Read the lines below. Copy out any that hold the string "screenshot".

-- START OF SUPPLIED ENTRIES --

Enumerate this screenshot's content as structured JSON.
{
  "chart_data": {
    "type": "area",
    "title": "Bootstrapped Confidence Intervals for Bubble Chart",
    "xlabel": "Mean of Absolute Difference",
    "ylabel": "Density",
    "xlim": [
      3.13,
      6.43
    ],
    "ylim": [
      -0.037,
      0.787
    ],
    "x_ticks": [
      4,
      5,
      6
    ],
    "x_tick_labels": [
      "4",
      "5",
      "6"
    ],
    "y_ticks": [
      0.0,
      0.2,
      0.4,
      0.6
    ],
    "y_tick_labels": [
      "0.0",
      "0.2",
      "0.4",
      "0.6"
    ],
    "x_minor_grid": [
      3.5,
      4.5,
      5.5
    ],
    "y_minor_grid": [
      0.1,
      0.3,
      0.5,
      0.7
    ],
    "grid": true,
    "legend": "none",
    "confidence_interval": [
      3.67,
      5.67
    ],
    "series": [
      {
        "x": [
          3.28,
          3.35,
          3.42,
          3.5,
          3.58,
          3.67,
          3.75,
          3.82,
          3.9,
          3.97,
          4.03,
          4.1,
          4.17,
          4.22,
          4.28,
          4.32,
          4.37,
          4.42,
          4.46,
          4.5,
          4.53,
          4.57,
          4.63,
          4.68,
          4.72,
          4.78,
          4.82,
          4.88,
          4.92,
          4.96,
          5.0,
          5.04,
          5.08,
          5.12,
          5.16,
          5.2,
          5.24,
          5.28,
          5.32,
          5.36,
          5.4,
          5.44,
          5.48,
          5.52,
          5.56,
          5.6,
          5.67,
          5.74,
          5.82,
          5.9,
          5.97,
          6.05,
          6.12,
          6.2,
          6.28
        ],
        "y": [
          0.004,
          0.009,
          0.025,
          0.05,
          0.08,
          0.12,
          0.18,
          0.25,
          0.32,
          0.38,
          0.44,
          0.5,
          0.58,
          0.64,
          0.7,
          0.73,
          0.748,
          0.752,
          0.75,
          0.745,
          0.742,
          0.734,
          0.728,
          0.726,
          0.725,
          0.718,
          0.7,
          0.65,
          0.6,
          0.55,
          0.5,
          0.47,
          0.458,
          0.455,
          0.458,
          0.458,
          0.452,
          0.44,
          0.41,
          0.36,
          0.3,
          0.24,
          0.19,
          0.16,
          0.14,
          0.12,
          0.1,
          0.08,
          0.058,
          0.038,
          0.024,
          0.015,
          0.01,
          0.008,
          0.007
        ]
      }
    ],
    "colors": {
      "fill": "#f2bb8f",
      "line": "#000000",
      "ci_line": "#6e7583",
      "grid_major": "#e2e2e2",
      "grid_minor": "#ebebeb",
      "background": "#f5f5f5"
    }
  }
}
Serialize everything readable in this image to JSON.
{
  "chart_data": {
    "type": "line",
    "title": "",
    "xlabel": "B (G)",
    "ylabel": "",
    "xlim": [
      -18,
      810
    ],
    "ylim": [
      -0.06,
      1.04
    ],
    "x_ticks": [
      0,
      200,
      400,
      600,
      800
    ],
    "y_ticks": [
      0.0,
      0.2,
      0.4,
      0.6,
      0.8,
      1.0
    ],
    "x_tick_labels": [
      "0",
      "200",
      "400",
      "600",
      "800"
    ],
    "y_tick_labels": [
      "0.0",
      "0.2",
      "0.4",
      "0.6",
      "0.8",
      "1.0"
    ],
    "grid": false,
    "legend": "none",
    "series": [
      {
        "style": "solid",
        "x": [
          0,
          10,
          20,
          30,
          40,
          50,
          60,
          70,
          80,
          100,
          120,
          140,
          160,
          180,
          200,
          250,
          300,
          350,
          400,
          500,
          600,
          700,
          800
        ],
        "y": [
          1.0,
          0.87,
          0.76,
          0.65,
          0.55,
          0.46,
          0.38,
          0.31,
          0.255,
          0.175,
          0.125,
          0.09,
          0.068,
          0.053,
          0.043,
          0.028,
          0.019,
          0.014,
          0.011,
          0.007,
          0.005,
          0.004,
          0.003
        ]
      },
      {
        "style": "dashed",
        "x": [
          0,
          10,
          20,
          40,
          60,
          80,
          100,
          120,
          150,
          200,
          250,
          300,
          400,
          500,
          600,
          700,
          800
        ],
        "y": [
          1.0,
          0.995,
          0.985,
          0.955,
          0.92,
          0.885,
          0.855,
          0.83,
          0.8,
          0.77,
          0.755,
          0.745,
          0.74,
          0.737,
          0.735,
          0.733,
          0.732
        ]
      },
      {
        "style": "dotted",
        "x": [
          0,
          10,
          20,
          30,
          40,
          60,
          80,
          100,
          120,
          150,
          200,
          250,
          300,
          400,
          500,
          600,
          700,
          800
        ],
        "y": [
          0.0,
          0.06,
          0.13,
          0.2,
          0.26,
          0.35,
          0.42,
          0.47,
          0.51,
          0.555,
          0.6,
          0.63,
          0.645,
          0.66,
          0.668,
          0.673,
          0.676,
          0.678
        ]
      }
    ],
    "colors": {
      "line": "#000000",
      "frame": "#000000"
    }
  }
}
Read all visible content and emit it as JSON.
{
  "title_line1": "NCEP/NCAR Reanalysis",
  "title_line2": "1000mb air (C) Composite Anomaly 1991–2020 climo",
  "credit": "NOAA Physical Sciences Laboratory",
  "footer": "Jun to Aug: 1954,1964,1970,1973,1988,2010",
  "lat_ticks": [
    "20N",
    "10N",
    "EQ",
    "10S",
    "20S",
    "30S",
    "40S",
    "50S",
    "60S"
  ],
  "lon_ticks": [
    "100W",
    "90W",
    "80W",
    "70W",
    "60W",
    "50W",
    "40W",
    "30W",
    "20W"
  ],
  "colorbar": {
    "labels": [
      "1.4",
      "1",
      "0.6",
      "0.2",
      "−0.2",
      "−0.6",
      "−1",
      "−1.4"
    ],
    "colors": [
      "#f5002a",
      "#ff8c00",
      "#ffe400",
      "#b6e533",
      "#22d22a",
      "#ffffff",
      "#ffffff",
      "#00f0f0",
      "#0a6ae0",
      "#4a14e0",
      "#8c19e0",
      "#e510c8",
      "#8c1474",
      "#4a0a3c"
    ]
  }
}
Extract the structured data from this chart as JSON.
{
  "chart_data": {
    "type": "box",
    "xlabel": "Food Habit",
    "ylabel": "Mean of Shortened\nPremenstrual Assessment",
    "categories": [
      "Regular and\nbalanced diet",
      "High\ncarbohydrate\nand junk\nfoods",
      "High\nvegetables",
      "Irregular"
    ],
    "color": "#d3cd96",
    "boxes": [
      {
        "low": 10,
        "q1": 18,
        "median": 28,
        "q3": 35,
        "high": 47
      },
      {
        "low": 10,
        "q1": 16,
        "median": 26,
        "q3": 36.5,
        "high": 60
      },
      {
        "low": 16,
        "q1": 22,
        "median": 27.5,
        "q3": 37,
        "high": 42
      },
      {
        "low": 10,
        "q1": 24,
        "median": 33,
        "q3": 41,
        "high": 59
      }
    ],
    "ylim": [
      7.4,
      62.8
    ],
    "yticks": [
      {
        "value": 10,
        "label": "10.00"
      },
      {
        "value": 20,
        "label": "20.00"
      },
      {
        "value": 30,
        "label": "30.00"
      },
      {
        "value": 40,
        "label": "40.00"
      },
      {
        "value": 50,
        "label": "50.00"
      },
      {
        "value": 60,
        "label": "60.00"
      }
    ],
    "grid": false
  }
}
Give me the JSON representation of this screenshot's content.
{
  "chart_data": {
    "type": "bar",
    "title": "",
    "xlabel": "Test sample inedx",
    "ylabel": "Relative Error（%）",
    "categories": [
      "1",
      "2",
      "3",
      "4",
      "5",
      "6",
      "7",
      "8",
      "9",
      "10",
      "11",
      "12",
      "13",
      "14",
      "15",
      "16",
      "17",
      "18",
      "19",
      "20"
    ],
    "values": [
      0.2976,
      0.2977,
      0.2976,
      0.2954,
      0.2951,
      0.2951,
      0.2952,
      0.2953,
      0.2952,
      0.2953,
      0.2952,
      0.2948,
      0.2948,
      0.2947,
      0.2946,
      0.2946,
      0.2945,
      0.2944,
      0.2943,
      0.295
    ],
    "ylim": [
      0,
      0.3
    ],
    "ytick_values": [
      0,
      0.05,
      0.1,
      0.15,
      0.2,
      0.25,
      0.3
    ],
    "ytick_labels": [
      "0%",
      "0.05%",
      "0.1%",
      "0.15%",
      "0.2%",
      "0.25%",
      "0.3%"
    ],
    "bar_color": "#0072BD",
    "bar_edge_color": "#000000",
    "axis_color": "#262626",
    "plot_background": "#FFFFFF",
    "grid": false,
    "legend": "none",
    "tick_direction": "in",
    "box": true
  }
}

-- END OF SUPPLIED ENTRIES --

§ RESPONSE TO THE TASK:
Enumerate this screenshot's content as structured JSON.
Give me the JSON representation of this screenshot's content.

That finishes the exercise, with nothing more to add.